◆ **WRITTEN TASK**
Set all the material down again unchanged, without the pictures.

◆ **DATA LINES**
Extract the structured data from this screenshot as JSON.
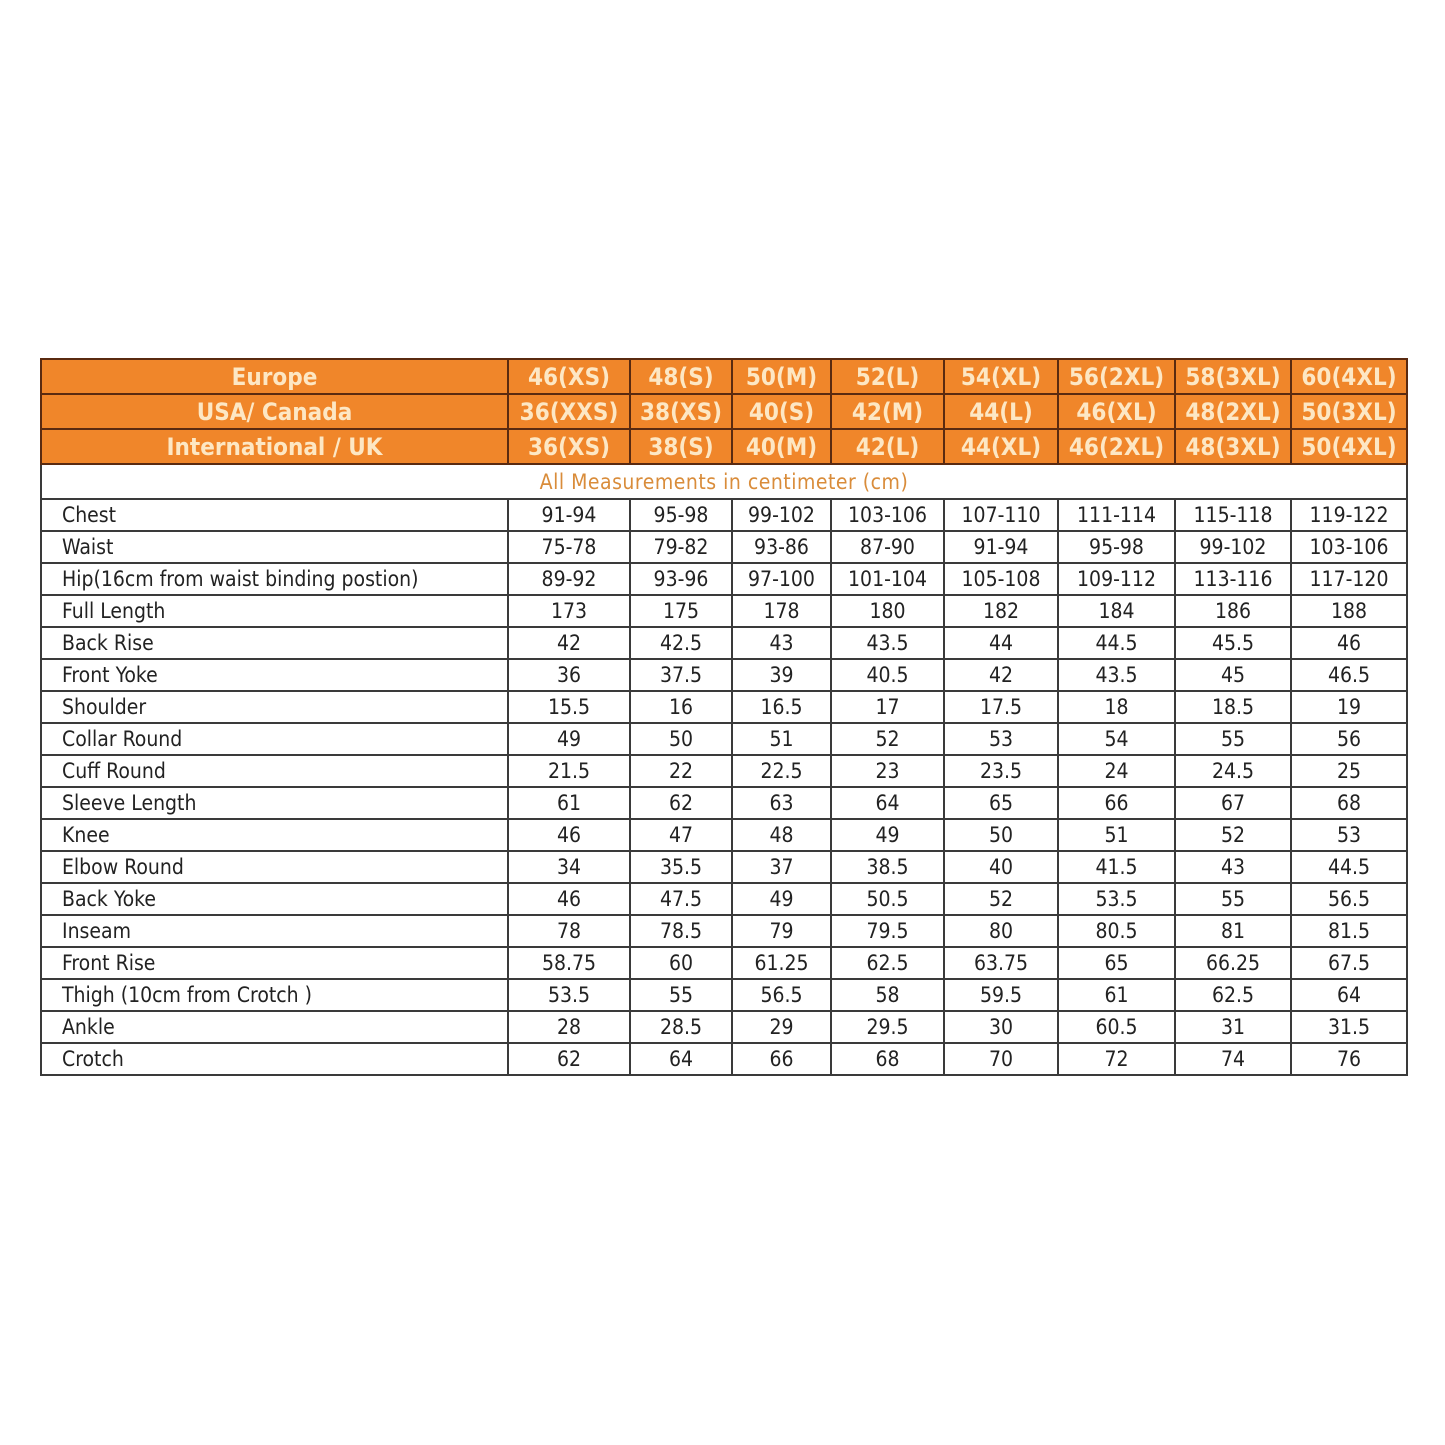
{
  "size_chart": {
    "header_rows": [
      {
        "label": "Europe",
        "sizes": [
          "46(XS)",
          "48(S)",
          "50(M)",
          "52(L)",
          "54(XL)",
          "56(2XL)",
          "58(3XL)",
          "60(4XL)"
        ]
      },
      {
        "label": "USA/ Canada",
        "sizes": [
          "36(XXS)",
          "38(XS)",
          "40(S)",
          "42(M)",
          "44(L)",
          "46(XL)",
          "48(2XL)",
          "50(3XL)"
        ]
      },
      {
        "label": "International / UK",
        "sizes": [
          "36(XS)",
          "38(S)",
          "40(M)",
          "42(L)",
          "44(XL)",
          "46(2XL)",
          "48(3XL)",
          "50(4XL)"
        ]
      }
    ],
    "note": "All Measurements in centimeter (cm)",
    "rows": [
      {
        "label": "Chest",
        "values": [
          "91-94",
          "95-98",
          "99-102",
          "103-106",
          "107-110",
          "111-114",
          "115-118",
          "119-122"
        ]
      },
      {
        "label": "Waist",
        "values": [
          "75-78",
          "79-82",
          "93-86",
          "87-90",
          "91-94",
          "95-98",
          "99-102",
          "103-106"
        ]
      },
      {
        "label": "Hip(16cm from waist binding postion)",
        "values": [
          "89-92",
          "93-96",
          "97-100",
          "101-104",
          "105-108",
          "109-112",
          "113-116",
          "117-120"
        ]
      },
      {
        "label": "Full Length",
        "values": [
          "173",
          "175",
          "178",
          "180",
          "182",
          "184",
          "186",
          "188"
        ]
      },
      {
        "label": "Back Rise",
        "values": [
          "42",
          "42.5",
          "43",
          "43.5",
          "44",
          "44.5",
          "45.5",
          "46"
        ]
      },
      {
        "label": "Front Yoke",
        "values": [
          "36",
          "37.5",
          "39",
          "40.5",
          "42",
          "43.5",
          "45",
          "46.5"
        ]
      },
      {
        "label": "Shoulder",
        "values": [
          "15.5",
          "16",
          "16.5",
          "17",
          "17.5",
          "18",
          "18.5",
          "19"
        ]
      },
      {
        "label": "Collar Round",
        "values": [
          "49",
          "50",
          "51",
          "52",
          "53",
          "54",
          "55",
          "56"
        ]
      },
      {
        "label": "Cuff Round",
        "values": [
          "21.5",
          "22",
          "22.5",
          "23",
          "23.5",
          "24",
          "24.5",
          "25"
        ]
      },
      {
        "label": "Sleeve Length",
        "values": [
          "61",
          "62",
          "63",
          "64",
          "65",
          "66",
          "67",
          "68"
        ]
      },
      {
        "label": "Knee",
        "values": [
          "46",
          "47",
          "48",
          "49",
          "50",
          "51",
          "52",
          "53"
        ]
      },
      {
        "label": "Elbow Round",
        "values": [
          "34",
          "35.5",
          "37",
          "38.5",
          "40",
          "41.5",
          "43",
          "44.5"
        ]
      },
      {
        "label": "Back Yoke",
        "values": [
          "46",
          "47.5",
          "49",
          "50.5",
          "52",
          "53.5",
          "55",
          "56.5"
        ]
      },
      {
        "label": "Inseam",
        "values": [
          "78",
          "78.5",
          "79",
          "79.5",
          "80",
          "80.5",
          "81",
          "81.5"
        ]
      },
      {
        "label": "Front Rise",
        "values": [
          "58.75",
          "60",
          "61.25",
          "62.5",
          "63.75",
          "65",
          "66.25",
          "67.5"
        ]
      },
      {
        "label": "Thigh (10cm from Crotch )",
        "values": [
          "53.5",
          "55",
          "56.5",
          "58",
          "59.5",
          "61",
          "62.5",
          "64"
        ]
      },
      {
        "label": "Ankle",
        "values": [
          "28",
          "28.5",
          "29",
          "29.5",
          "30",
          "60.5",
          "31",
          "31.5"
        ]
      },
      {
        "label": "Crotch",
        "values": [
          "62",
          "64",
          "66",
          "68",
          "70",
          "72",
          "74",
          "76"
        ]
      }
    ],
    "colors": {
      "header_bg": "#f0862a",
      "header_text": "#fde7c4",
      "note_text": "#d98c3a"
    }
  }
}
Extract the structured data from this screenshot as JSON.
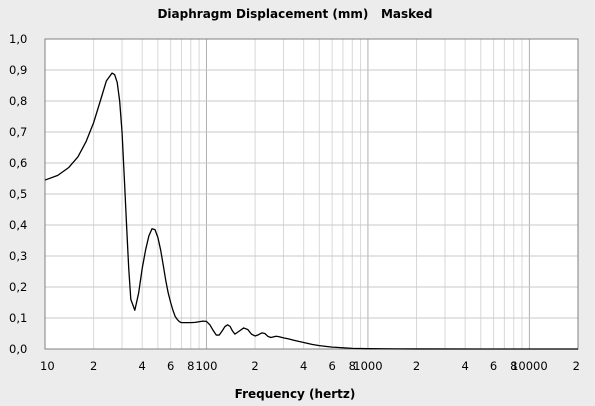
{
  "chart_data": {
    "type": "line",
    "title": "Diaphragm Displacement (mm)   Masked",
    "xlabel": "Frequency (hertz)",
    "ylabel": "",
    "x_scale": "log",
    "xlim": [
      10,
      20000
    ],
    "ylim": [
      0,
      1.0
    ],
    "grid": true,
    "y_ticks": [
      "0,0",
      "0,1",
      "0,2",
      "0,3",
      "0,4",
      "0,5",
      "0,6",
      "0,7",
      "0,8",
      "0,9",
      "1,0"
    ],
    "x_ticks": [
      {
        "value": 10,
        "label": "10"
      },
      {
        "value": 20,
        "label": "2"
      },
      {
        "value": 40,
        "label": "4"
      },
      {
        "value": 60,
        "label": "6"
      },
      {
        "value": 80,
        "label": "8"
      },
      {
        "value": 100,
        "label": "100"
      },
      {
        "value": 200,
        "label": "2"
      },
      {
        "value": 400,
        "label": "4"
      },
      {
        "value": 600,
        "label": "6"
      },
      {
        "value": 800,
        "label": "8"
      },
      {
        "value": 1000,
        "label": "1000"
      },
      {
        "value": 2000,
        "label": "2"
      },
      {
        "value": 4000,
        "label": "4"
      },
      {
        "value": 6000,
        "label": "6"
      },
      {
        "value": 8000,
        "label": "8"
      },
      {
        "value": 10000,
        "label": "10000"
      },
      {
        "value": 20000,
        "label": "2"
      }
    ],
    "series": [
      {
        "color": "#000000",
        "x": [
          10,
          12,
          14,
          16,
          18,
          20,
          22,
          24,
          26,
          27,
          28,
          29,
          30,
          31,
          32,
          33,
          34,
          36,
          38,
          40,
          42,
          44,
          46,
          48,
          50,
          52,
          54,
          56,
          58,
          60,
          62,
          64,
          66,
          68,
          70,
          75,
          80,
          85,
          90,
          95,
          100,
          105,
          110,
          115,
          120,
          125,
          130,
          135,
          140,
          145,
          150,
          160,
          170,
          180,
          190,
          200,
          210,
          220,
          230,
          240,
          250,
          260,
          270,
          280,
          300,
          320,
          350,
          400,
          450,
          500,
          600,
          700,
          800,
          1000,
          1500,
          2000,
          5000,
          10000,
          20000
        ],
        "y": [
          0.545,
          0.56,
          0.585,
          0.62,
          0.67,
          0.73,
          0.8,
          0.865,
          0.89,
          0.885,
          0.86,
          0.8,
          0.7,
          0.55,
          0.4,
          0.26,
          0.16,
          0.125,
          0.18,
          0.26,
          0.32,
          0.365,
          0.388,
          0.385,
          0.36,
          0.32,
          0.27,
          0.22,
          0.18,
          0.15,
          0.125,
          0.105,
          0.095,
          0.088,
          0.085,
          0.085,
          0.085,
          0.086,
          0.088,
          0.09,
          0.089,
          0.078,
          0.06,
          0.045,
          0.045,
          0.058,
          0.072,
          0.078,
          0.073,
          0.058,
          0.048,
          0.058,
          0.068,
          0.063,
          0.048,
          0.042,
          0.046,
          0.052,
          0.05,
          0.041,
          0.037,
          0.039,
          0.041,
          0.04,
          0.036,
          0.033,
          0.028,
          0.021,
          0.015,
          0.011,
          0.006,
          0.004,
          0.002,
          0.001,
          0.0005,
          0.0002,
          0.0,
          0.0,
          0.0
        ]
      }
    ]
  }
}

◆ **TASK ANSWER**
Extract the structured data from this screenshot as JSON.
{
  "size_chart": {
    "header_rows": [
      {
        "label": "Europe",
        "sizes": [
          "46(XS)",
          "48(S)",
          "50(M)",
          "52(L)",
          "54(XL)",
          "56(2XL)",
          "58(3XL)",
          "60(4XL)"
        ]
      },
      {
        "label": "USA/ Canada",
        "sizes": [
          "36(XXS)",
          "38(XS)",
          "40(S)",
          "42(M)",
          "44(L)",
          "46(XL)",
          "48(2XL)",
          "50(3XL)"
        ]
      },
      {
        "label": "International / UK",
        "sizes": [
          "36(XS)",
          "38(S)",
          "40(M)",
          "42(L)",
          "44(XL)",
          "46(2XL)",
          "48(3XL)",
          "50(4XL)"
        ]
      }
    ],
    "note": "All Measurements in centimeter (cm)",
    "rows": [
      {
        "label": "Chest",
        "values": [
          "91-94",
          "95-98",
          "99-102",
          "103-106",
          "107-110",
          "111-114",
          "115-118",
          "119-122"
        ]
      },
      {
        "label": "Waist",
        "values": [
          "75-78",
          "79-82",
          "93-86",
          "87-90",
          "91-94",
          "95-98",
          "99-102",
          "103-106"
        ]
      },
      {
        "label": "Hip(16cm from waist binding postion)",
        "values": [
          "89-92",
          "93-96",
          "97-100",
          "101-104",
          "105-108",
          "109-112",
          "113-116",
          "117-120"
        ]
      },
      {
        "label": "Full Length",
        "values": [
          "173",
          "175",
          "178",
          "180",
          "182",
          "184",
          "186",
          "188"
        ]
      },
      {
        "label": "Back Rise",
        "values": [
          "42",
          "42.5",
          "43",
          "43.5",
          "44",
          "44.5",
          "45.5",
          "46"
        ]
      },
      {
        "label": "Front Yoke",
        "values": [
          "36",
          "37.5",
          "39",
          "40.5",
          "42",
          "43.5",
          "45",
          "46.5"
        ]
      },
      {
        "label": "Shoulder",
        "values": [
          "15.5",
          "16",
          "16.5",
          "17",
          "17.5",
          "18",
          "18.5",
          "19"
        ]
      },
      {
        "label": "Collar Round",
        "values": [
          "49",
          "50",
          "51",
          "52",
          "53",
          "54",
          "55",
          "56"
        ]
      },
      {
        "label": "Cuff Round",
        "values": [
          "21.5",
          "22",
          "22.5",
          "23",
          "23.5",
          "24",
          "24.5",
          "25"
        ]
      },
      {
        "label": "Sleeve Length",
        "values": [
          "61",
          "62",
          "63",
          "64",
          "65",
          "66",
          "67",
          "68"
        ]
      },
      {
        "label": "Knee",
        "values": [
          "46",
          "47",
          "48",
          "49",
          "50",
          "51",
          "52",
          "53"
        ]
      },
      {
        "label": "Elbow Round",
        "values": [
          "34",
          "35.5",
          "37",
          "38.5",
          "40",
          "41.5",
          "43",
          "44.5"
        ]
      },
      {
        "label": "Back Yoke",
        "values": [
          "46",
          "47.5",
          "49",
          "50.5",
          "52",
          "53.5",
          "55",
          "56.5"
        ]
      },
      {
        "label": "Inseam",
        "values": [
          "78",
          "78.5",
          "79",
          "79.5",
          "80",
          "80.5",
          "81",
          "81.5"
        ]
      },
      {
        "label": "Front Rise",
        "values": [
          "58.75",
          "60",
          "61.25",
          "62.5",
          "63.75",
          "65",
          "66.25",
          "67.5"
        ]
      },
      {
        "label": "Thigh (10cm from Crotch )",
        "values": [
          "53.5",
          "55",
          "56.5",
          "58",
          "59.5",
          "61",
          "62.5",
          "64"
        ]
      },
      {
        "label": "Ankle",
        "values": [
          "28",
          "28.5",
          "29",
          "29.5",
          "30",
          "60.5",
          "31",
          "31.5"
        ]
      },
      {
        "label": "Crotch",
        "values": [
          "62",
          "64",
          "66",
          "68",
          "70",
          "72",
          "74",
          "76"
        ]
      }
    ],
    "colors": {
      "header_bg": "#f0862a",
      "header_text": "#fde7c4",
      "note_text": "#d98c3a"
    }
  }
}
Extract the structured data from this screenshot as JSON.
{
  "chart_data": {
    "type": "line",
    "title": "Diaphragm Displacement (mm)   Masked",
    "xlabel": "Frequency (hertz)",
    "ylabel": "",
    "x_scale": "log",
    "xlim": [
      10,
      20000
    ],
    "ylim": [
      0,
      1.0
    ],
    "grid": true,
    "y_ticks": [
      "0,0",
      "0,1",
      "0,2",
      "0,3",
      "0,4",
      "0,5",
      "0,6",
      "0,7",
      "0,8",
      "0,9",
      "1,0"
    ],
    "x_ticks": [
      {
        "value": 10,
        "label": "10"
      },
      {
        "value": 20,
        "label": "2"
      },
      {
        "value": 40,
        "label": "4"
      },
      {
        "value": 60,
        "label": "6"
      },
      {
        "value": 80,
        "label": "8"
      },
      {
        "value": 100,
        "label": "100"
      },
      {
        "value": 200,
        "label": "2"
      },
      {
        "value": 400,
        "label": "4"
      },
      {
        "value": 600,
        "label": "6"
      },
      {
        "value": 800,
        "label": "8"
      },
      {
        "value": 1000,
        "label": "1000"
      },
      {
        "value": 2000,
        "label": "2"
      },
      {
        "value": 4000,
        "label": "4"
      },
      {
        "value": 6000,
        "label": "6"
      },
      {
        "value": 8000,
        "label": "8"
      },
      {
        "value": 10000,
        "label": "10000"
      },
      {
        "value": 20000,
        "label": "2"
      }
    ],
    "series": [
      {
        "color": "#000000",
        "x": [
          10,
          12,
          14,
          16,
          18,
          20,
          22,
          24,
          26,
          27,
          28,
          29,
          30,
          31,
          32,
          33,
          34,
          36,
          38,
          40,
          42,
          44,
          46,
          48,
          50,
          52,
          54,
          56,
          58,
          60,
          62,
          64,
          66,
          68,
          70,
          75,
          80,
          85,
          90,
          95,
          100,
          105,
          110,
          115,
          120,
          125,
          130,
          135,
          140,
          145,
          150,
          160,
          170,
          180,
          190,
          200,
          210,
          220,
          230,
          240,
          250,
          260,
          270,
          280,
          300,
          320,
          350,
          400,
          450,
          500,
          600,
          700,
          800,
          1000,
          1500,
          2000,
          5000,
          10000,
          20000
        ],
        "y": [
          0.545,
          0.56,
          0.585,
          0.62,
          0.67,
          0.73,
          0.8,
          0.865,
          0.89,
          0.885,
          0.86,
          0.8,
          0.7,
          0.55,
          0.4,
          0.26,
          0.16,
          0.125,
          0.18,
          0.26,
          0.32,
          0.365,
          0.388,
          0.385,
          0.36,
          0.32,
          0.27,
          0.22,
          0.18,
          0.15,
          0.125,
          0.105,
          0.095,
          0.088,
          0.085,
          0.085,
          0.085,
          0.086,
          0.088,
          0.09,
          0.089,
          0.078,
          0.06,
          0.045,
          0.045,
          0.058,
          0.072,
          0.078,
          0.073,
          0.058,
          0.048,
          0.058,
          0.068,
          0.063,
          0.048,
          0.042,
          0.046,
          0.052,
          0.05,
          0.041,
          0.037,
          0.039,
          0.041,
          0.04,
          0.036,
          0.033,
          0.028,
          0.021,
          0.015,
          0.011,
          0.006,
          0.004,
          0.002,
          0.001,
          0.0005,
          0.0002,
          0.0,
          0.0,
          0.0
        ]
      }
    ]
  }
}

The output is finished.